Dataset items

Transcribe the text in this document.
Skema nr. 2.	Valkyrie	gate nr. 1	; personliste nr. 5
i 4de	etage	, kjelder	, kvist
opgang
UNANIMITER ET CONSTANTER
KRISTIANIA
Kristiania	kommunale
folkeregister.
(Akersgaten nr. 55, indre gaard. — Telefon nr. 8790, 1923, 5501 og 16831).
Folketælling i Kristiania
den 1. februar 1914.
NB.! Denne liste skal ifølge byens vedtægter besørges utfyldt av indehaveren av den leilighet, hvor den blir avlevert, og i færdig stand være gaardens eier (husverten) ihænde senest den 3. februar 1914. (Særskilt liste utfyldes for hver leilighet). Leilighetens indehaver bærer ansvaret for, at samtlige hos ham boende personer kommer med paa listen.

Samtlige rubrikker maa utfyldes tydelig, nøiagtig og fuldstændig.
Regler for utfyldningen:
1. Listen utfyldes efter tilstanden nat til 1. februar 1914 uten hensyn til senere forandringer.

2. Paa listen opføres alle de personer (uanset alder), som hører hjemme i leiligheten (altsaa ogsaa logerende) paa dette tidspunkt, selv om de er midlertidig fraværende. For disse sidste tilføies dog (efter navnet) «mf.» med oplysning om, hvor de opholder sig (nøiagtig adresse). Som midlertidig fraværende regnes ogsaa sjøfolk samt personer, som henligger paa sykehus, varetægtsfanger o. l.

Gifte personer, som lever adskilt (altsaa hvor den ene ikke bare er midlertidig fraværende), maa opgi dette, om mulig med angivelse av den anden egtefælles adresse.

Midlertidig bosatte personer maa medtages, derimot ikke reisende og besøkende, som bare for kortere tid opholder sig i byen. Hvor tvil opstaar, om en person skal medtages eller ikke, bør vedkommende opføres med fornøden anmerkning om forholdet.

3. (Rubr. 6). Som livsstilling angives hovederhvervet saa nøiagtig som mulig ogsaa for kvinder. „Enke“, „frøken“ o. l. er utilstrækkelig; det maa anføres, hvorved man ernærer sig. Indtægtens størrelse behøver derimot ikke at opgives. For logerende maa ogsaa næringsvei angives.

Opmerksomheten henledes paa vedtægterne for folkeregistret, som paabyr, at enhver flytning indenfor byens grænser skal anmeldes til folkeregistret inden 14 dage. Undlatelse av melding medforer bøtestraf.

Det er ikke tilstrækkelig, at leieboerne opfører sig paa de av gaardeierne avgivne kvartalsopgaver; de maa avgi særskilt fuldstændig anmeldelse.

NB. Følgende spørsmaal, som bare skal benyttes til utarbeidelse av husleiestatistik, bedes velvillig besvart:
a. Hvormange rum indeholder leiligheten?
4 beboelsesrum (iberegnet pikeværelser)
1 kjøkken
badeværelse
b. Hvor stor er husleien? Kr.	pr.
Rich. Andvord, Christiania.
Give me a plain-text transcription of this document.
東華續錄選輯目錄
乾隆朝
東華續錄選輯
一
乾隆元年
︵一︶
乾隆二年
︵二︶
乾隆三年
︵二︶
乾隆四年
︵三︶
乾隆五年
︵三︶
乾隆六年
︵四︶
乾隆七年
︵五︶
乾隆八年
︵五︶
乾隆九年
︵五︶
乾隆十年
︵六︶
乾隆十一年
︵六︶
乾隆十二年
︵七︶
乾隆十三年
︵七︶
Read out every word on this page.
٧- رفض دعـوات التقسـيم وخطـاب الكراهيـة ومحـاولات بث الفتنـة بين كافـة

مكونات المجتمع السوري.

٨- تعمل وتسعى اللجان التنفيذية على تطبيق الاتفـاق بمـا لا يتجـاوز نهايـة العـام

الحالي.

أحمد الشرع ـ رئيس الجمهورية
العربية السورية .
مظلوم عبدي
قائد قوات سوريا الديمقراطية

◆ WHAT TO WORK ON
Produce a verbatim transcription of the entries above.

◆ PROBLEM SOLUTION
Transcribe the text in this document.
Skema nr. 2.	Valkyrie	gate nr. 1	; personliste nr. 5
i 4de	etage	, kjelder	, kvist
opgang
UNANIMITER ET CONSTANTER
KRISTIANIA
Kristiania	kommunale
folkeregister.
(Akersgaten nr. 55, indre gaard. — Telefon nr. 8790, 1923, 5501 og 16831).
Folketælling i Kristiania
den 1. februar 1914.
NB.! Denne liste skal ifølge byens vedtægter besørges utfyldt av indehaveren av den leilighet, hvor den blir avlevert, og i færdig stand være gaardens eier (husverten) ihænde senest den 3. februar 1914. (Særskilt liste utfyldes for hver leilighet). Leilighetens indehaver bærer ansvaret for, at samtlige hos ham boende personer kommer med paa listen.

Samtlige rubrikker maa utfyldes tydelig, nøiagtig og fuldstændig.
Regler for utfyldningen:
1. Listen utfyldes efter tilstanden nat til 1. februar 1914 uten hensyn til senere forandringer.

2. Paa listen opføres alle de personer (uanset alder), som hører hjemme i leiligheten (altsaa ogsaa logerende) paa dette tidspunkt, selv om de er midlertidig fraværende. For disse sidste tilføies dog (efter navnet) «mf.» med oplysning om, hvor de opholder sig (nøiagtig adresse). Som midlertidig fraværende regnes ogsaa sjøfolk samt personer, som henligger paa sykehus, varetægtsfanger o. l.

Gifte personer, som lever adskilt (altsaa hvor den ene ikke bare er midlertidig fraværende), maa opgi dette, om mulig med angivelse av den anden egtefælles adresse.

Midlertidig bosatte personer maa medtages, derimot ikke reisende og besøkende, som bare for kortere tid opholder sig i byen. Hvor tvil opstaar, om en person skal medtages eller ikke, bør vedkommende opføres med fornøden anmerkning om forholdet.

3. (Rubr. 6). Som livsstilling angives hovederhvervet saa nøiagtig som mulig ogsaa for kvinder. „Enke“, „frøken“ o. l. er utilstrækkelig; det maa anføres, hvorved man ernærer sig. Indtægtens størrelse behøver derimot ikke at opgives. For logerende maa ogsaa næringsvei angives.

Opmerksomheten henledes paa vedtægterne for folkeregistret, som paabyr, at enhver flytning indenfor byens grænser skal anmeldes til folkeregistret inden 14 dage. Undlatelse av melding medforer bøtestraf.

Det er ikke tilstrækkelig, at leieboerne opfører sig paa de av gaardeierne avgivne kvartalsopgaver; de maa avgi særskilt fuldstændig anmeldelse.

NB. Følgende spørsmaal, som bare skal benyttes til utarbeidelse av husleiestatistik, bedes velvillig besvart:
a. Hvormange rum indeholder leiligheten?
4 beboelsesrum (iberegnet pikeværelser)
1 kjøkken
badeværelse
b. Hvor stor er husleien? Kr.	pr.
Rich. Andvord, Christiania.
Give me a plain-text transcription of this document.
東華續錄選輯目錄
乾隆朝
東華續錄選輯
一
乾隆元年
︵一︶
乾隆二年
︵二︶
乾隆三年
︵二︶
乾隆四年
︵三︶
乾隆五年
︵三︶
乾隆六年
︵四︶
乾隆七年
︵五︶
乾隆八年
︵五︶
乾隆九年
︵五︶
乾隆十年
︵六︶
乾隆十一年
︵六︶
乾隆十二年
︵七︶
乾隆十三年
︵七︶
Read out every word on this page.
٧- رفض دعـوات التقسـيم وخطـاب الكراهيـة ومحـاولات بث الفتنـة بين كافـة

مكونات المجتمع السوري.

٨- تعمل وتسعى اللجان التنفيذية على تطبيق الاتفـاق بمـا لا يتجـاوز نهايـة العـام

الحالي.

أحمد الشرع ـ رئيس الجمهورية
العربية السورية .
مظلوم عبدي
قائد قوات سوريا الديمقراطية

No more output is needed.